- GIVEN INSTRUCTION
Below are records; count the lines that contain "data" and give only the total.

## Begin PROVIDED MATERIAL

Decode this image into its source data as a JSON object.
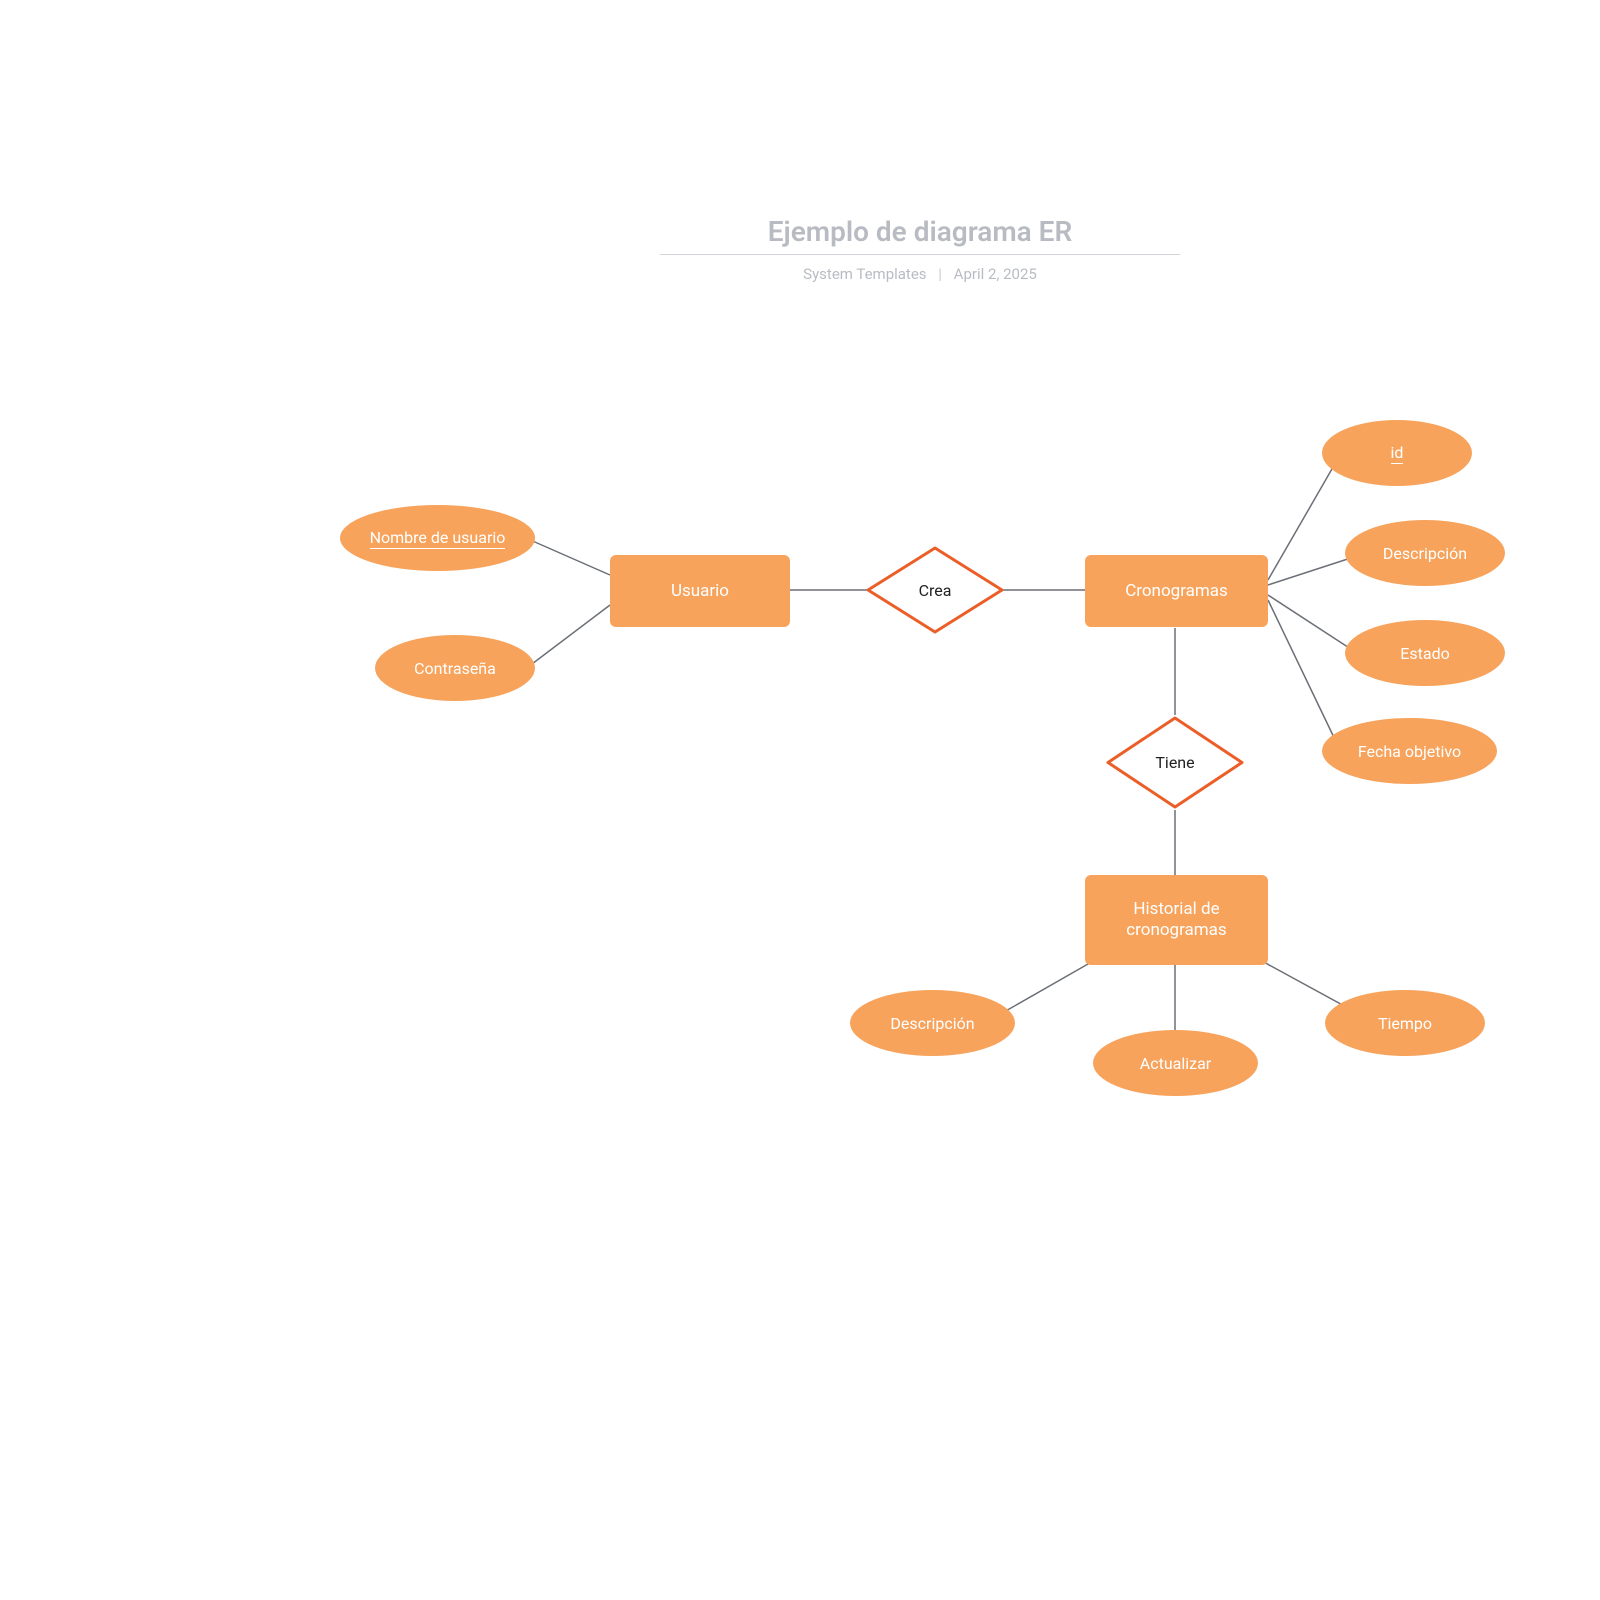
{
  "header": {
    "title": "Ejemplo de diagrama ER",
    "author": "System Templates",
    "date": "April 2, 2025"
  },
  "colors": {
    "fill": "#f7a35c",
    "stroke": "#eb5e28",
    "line": "#6b6f76"
  },
  "entities": {
    "usuario": {
      "label": "Usuario"
    },
    "cronogramas": {
      "label": "Cronogramas"
    },
    "historial": {
      "label": "Historial de cronogramas"
    }
  },
  "relationships": {
    "crea": {
      "label": "Crea"
    },
    "tiene": {
      "label": "Tiene"
    }
  },
  "attributes": {
    "usuario_nombre": {
      "label": "Nombre de usuario",
      "key": true
    },
    "usuario_contrasena": {
      "label": "Contraseña",
      "key": false
    },
    "crono_id": {
      "label": "id",
      "key": true
    },
    "crono_descripcion": {
      "label": "Descripción",
      "key": false
    },
    "crono_estado": {
      "label": "Estado",
      "key": false
    },
    "crono_fecha": {
      "label": "Fecha objetivo",
      "key": false
    },
    "hist_descripcion": {
      "label": "Descripción",
      "key": false
    },
    "hist_actualizar": {
      "label": "Actualizar",
      "key": false
    },
    "hist_tiempo": {
      "label": "Tiempo",
      "key": false
    }
  }
}
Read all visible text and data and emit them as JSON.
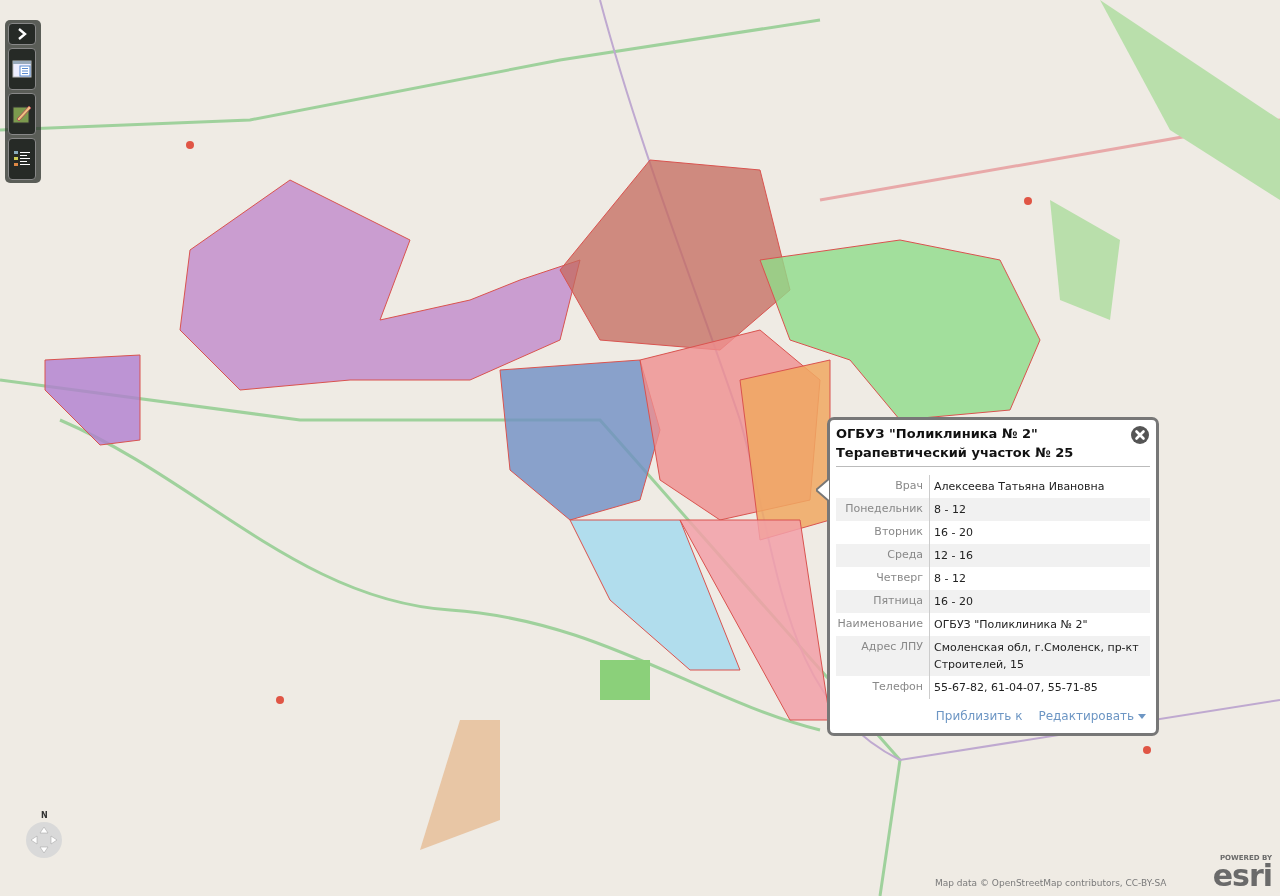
{
  "popup": {
    "title": "ОГБУЗ \"Поликлиника № 2\"",
    "subtitle": "Терапевтический участок № 25",
    "fields": [
      {
        "label": "Врач",
        "value": "Алексеева Татьяна Ивановна"
      },
      {
        "label": "Понедельник",
        "value": "8 - 12"
      },
      {
        "label": "Вторник",
        "value": "16 - 20"
      },
      {
        "label": "Среда",
        "value": "12 - 16"
      },
      {
        "label": "Четверг",
        "value": "8 - 12"
      },
      {
        "label": "Пятница",
        "value": "16 - 20"
      },
      {
        "label": "Наименование",
        "value": "ОГБУЗ \"Поликлиника № 2\""
      },
      {
        "label": "Адрес ЛПУ",
        "value": "Смоленская обл, г.Смоленск, пр-кт Строителей, 15"
      },
      {
        "label": "Телефон",
        "value": "55-67-82, 61-04-07, 55-71-85"
      }
    ],
    "actions": [
      {
        "label": "Приблизить к",
        "kind": "link"
      },
      {
        "label": "Редактировать",
        "kind": "menu"
      }
    ]
  },
  "toolbar": [
    {
      "kind": "expand"
    },
    {
      "kind": "layers"
    },
    {
      "kind": "edit"
    },
    {
      "kind": "legend"
    }
  ],
  "pan_control": {
    "north_label": "N"
  },
  "attribution": "Map data © OpenStreetMap contributors, CC-BY-SA",
  "logo": {
    "tagline": "POWERED BY",
    "name": "esri"
  }
}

## End PROVIDED MATERIAL

- WRITTEN SOLUTION
3